> [EXTRAIT SOURCE]
CLICK HERE FOR THOUSANDS OF FREE BLOGGER TEMPLATES »

mardi 11 décembre 2007

Collection Harlequin, tout un monde d'évasions.



Il m'a balancé tout à trac : textes trop longs... pas envie de m'encombrer l'esprit... plus tard, je commenterai... Et bien tant pis. Trop longue, ma petite recette pralinée ? grrrrrrr !!!!
Cette remarque vous prive d'un voyage raffiné. Na !
Oui,
je suis capricieuse. Aussi.


Je ne dors plus beaucoup depuis quelques temps. Trop occupée... Plus de film, de théâtre, de musique, de promenade insouciante et de marches à pas cadencé ou chaloupé. Péchés véniels.


Mais surtout, crime absolu, je ne lis plus. Plus aucun des livres qui s'accumulent ça et là. Péché mortel.


Je ne lis plus que quelques feuillets, inlassablement. Mes mots, les siens. Je les abandonne et les reprends. Pour ça je le hais, je me hais.


Mais ce soir, j'ai dit non. Plus de lignes, plus de feuillets, plus d'écran. Je suis libérée. J'ai besoin d'air dans l'appartement surchauffé. Il fait grand froid dehors mais j'ai besoin de marcher.


La ville est silencieuse, j'avance d'un pas assuré dans les larges avenues. Mes pas me guident en quelques minutes vers un bouge luxueux aux murs de velours violacé. Le B..., un repère de belles impudiques et de grands carnassiers. Ca tombe bien, j'ai besoin d'alcool fort. Et peut-être de croiser un carnassier, ours, vautour, lion, loup, chacal... Le vigile à l'entrée me dévisage, puis s'efface et m'ouvre la porte de l'enfer en se prosternant un peu. M'a-t-il reconnue ? Improbable. Trop longtemps.

> [CONSIGNE ÉCRITE A]
Énumérez les animaux que l'extrait cite comme exemples de carnassiers.

> [DONNÉES FOURNIES]
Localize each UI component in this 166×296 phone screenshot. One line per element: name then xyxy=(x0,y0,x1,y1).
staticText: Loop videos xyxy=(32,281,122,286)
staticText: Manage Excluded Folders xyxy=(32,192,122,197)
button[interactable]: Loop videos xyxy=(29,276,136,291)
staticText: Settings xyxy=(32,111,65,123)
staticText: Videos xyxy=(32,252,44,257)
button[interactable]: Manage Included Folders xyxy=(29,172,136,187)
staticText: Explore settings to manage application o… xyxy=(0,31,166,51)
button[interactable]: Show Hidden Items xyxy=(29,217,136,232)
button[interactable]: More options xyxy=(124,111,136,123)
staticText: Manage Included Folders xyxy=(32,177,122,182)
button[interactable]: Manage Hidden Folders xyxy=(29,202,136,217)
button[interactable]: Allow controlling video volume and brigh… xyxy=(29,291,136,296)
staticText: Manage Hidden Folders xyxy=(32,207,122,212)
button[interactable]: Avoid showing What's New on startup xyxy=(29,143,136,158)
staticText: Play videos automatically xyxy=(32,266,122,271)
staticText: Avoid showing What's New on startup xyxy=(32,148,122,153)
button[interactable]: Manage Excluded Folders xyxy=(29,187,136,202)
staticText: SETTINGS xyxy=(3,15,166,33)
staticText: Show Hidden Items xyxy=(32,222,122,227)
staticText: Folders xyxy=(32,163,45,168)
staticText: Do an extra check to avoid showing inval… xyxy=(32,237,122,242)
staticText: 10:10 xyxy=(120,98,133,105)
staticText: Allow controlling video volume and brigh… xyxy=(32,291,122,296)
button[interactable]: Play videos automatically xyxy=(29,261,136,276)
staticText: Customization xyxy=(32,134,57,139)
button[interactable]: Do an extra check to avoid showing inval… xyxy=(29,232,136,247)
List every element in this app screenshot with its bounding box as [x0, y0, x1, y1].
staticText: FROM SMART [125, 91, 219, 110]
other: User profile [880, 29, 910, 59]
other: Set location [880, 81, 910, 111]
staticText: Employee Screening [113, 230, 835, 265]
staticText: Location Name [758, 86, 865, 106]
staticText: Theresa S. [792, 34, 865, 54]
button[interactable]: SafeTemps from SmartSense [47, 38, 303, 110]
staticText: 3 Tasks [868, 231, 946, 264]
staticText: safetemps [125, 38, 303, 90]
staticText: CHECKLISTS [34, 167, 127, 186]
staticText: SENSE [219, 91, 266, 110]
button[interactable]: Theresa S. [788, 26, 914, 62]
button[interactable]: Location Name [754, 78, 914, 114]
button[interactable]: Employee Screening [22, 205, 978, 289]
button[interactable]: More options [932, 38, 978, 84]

> [CONSIGNE ÉCRITE B]
Disposez en liste JSON de chaînes le passage du listing allant du début jusqu'à la ligne qui contient « button[interactable]: Manage Included », cette ligne comprise. Mettez une chaîne par ligne et omettez les lignes vides.

> [RÉPONSE ÉCRITE A]
ours, vautour, lion, loup, chacal

> [RÉPONSE ÉCRITE B]
[
  "Localize each UI component in this 166×296 phone screenshot. One line per element: name then xyxy=(x0,y0,x1,y1).",
  "staticText: Loop videos xyxy=(32,281,122,286)",
  "staticText: Manage Excluded Folders xyxy=(32,192,122,197)",
  "button[interactable]: Loop videos xyxy=(29,276,136,291)",
  "staticText: Settings xyxy=(32,111,65,123)",
  "staticText: Videos xyxy=(32,252,44,257)",
  "button[interactable]: Manage Included Folders xyxy=(29,172,136,187)"
]